◆ **Records supplied**:
* * * * *
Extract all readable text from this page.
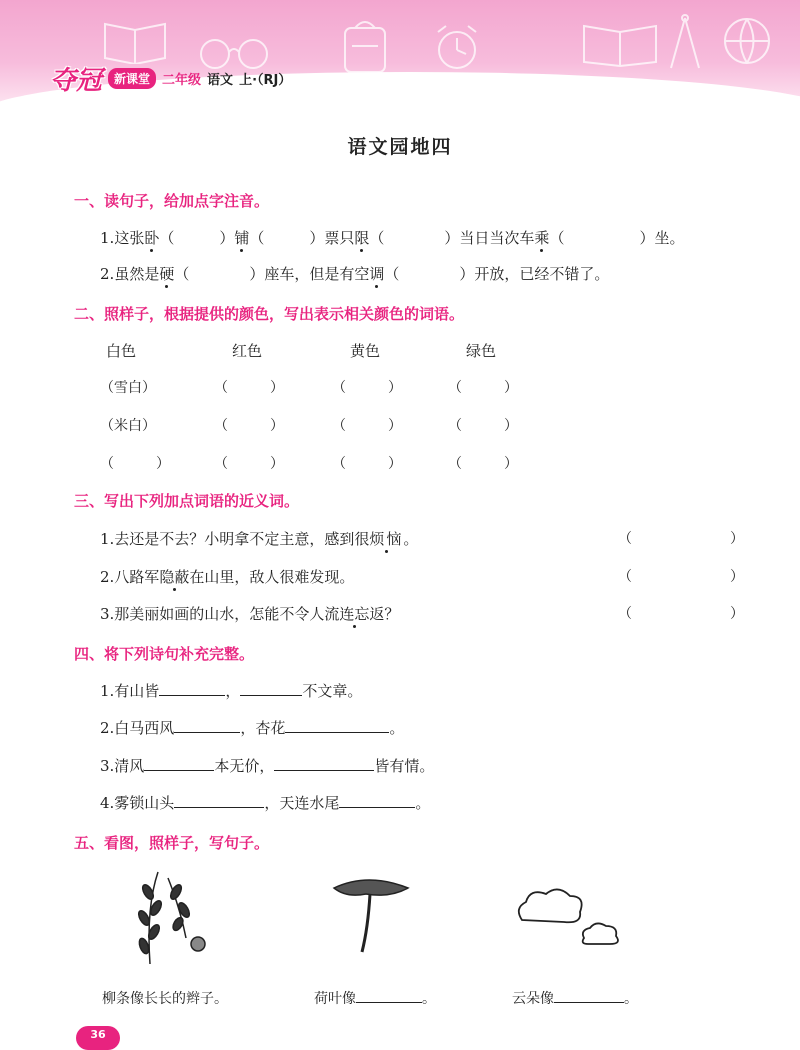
夺冠	新课堂 二年级 语文 上·（RJ）
语文园地四
一、读句子，给加点字注音。
1.这张卧（　　　）铺（　　　）票只限（　　　　）当日当次车乘（　　　　　）坐。
2.虽然是硬（　　　　）座车，但是有空调（　　　　）开放，已经不错了。
二、照样子，根据提供的颜色，写出表示相关颜色的词语。
白色	红色	黄色	绿色
（雪白）	（　　　）	（　　　）	（　　　）
（米白）	（　　　）	（　　　）	（　　　）
（　　　）	（　　　）	（　　　）	（　　　）
三、写出下列加点词语的近义词。
1.去还是不去？小明拿不定主意，感到很烦恼。	（　　　　　　　）
2.八路军隐蔽在山里，敌人很难发现。	（　　　　　　　）
3.那美丽如画的山水，怎能不令人流连忘返？	（　　　　　　　）
四、将下列诗句补充完整。
1.有山皆	，	不文章。
2.白马西风	，杏花	。
3.清风	本无价，	皆有情。
4.雾锁山头	，天连水尾	。
五、看图，照样子，写句子。
柳条像长长的辫子。	荷叶像	。	云朵像	。
36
* * * * *
◆ **What you have to do**: Write out the whole listing again, exactly, with no pictures.

◆ **Solution to the problem**:
Extract all readable text from this page.
夺冠	新课堂 二年级 语文 上·（RJ）
语文园地四
一、读句子，给加点字注音。
1.这张卧（　　　）铺（　　　）票只限（　　　　）当日当次车乘（　　　　　）坐。
2.虽然是硬（　　　　）座车，但是有空调（　　　　）开放，已经不错了。
二、照样子，根据提供的颜色，写出表示相关颜色的词语。
白色	红色	黄色	绿色
（雪白）	（　　　）	（　　　）	（　　　）
（米白）	（　　　）	（　　　）	（　　　）
（　　　）	（　　　）	（　　　）	（　　　）
三、写出下列加点词语的近义词。
1.去还是不去？小明拿不定主意，感到很烦恼。	（　　　　　　　）
2.八路军隐蔽在山里，敌人很难发现。	（　　　　　　　）
3.那美丽如画的山水，怎能不令人流连忘返？	（　　　　　　　）
四、将下列诗句补充完整。
1.有山皆	，	不文章。
2.白马西风	，杏花	。
3.清风	本无价，	皆有情。
4.雾锁山头	，天连水尾	。
五、看图，照样子，写句子。
柳条像长长的辫子。	荷叶像	。	云朵像	。
36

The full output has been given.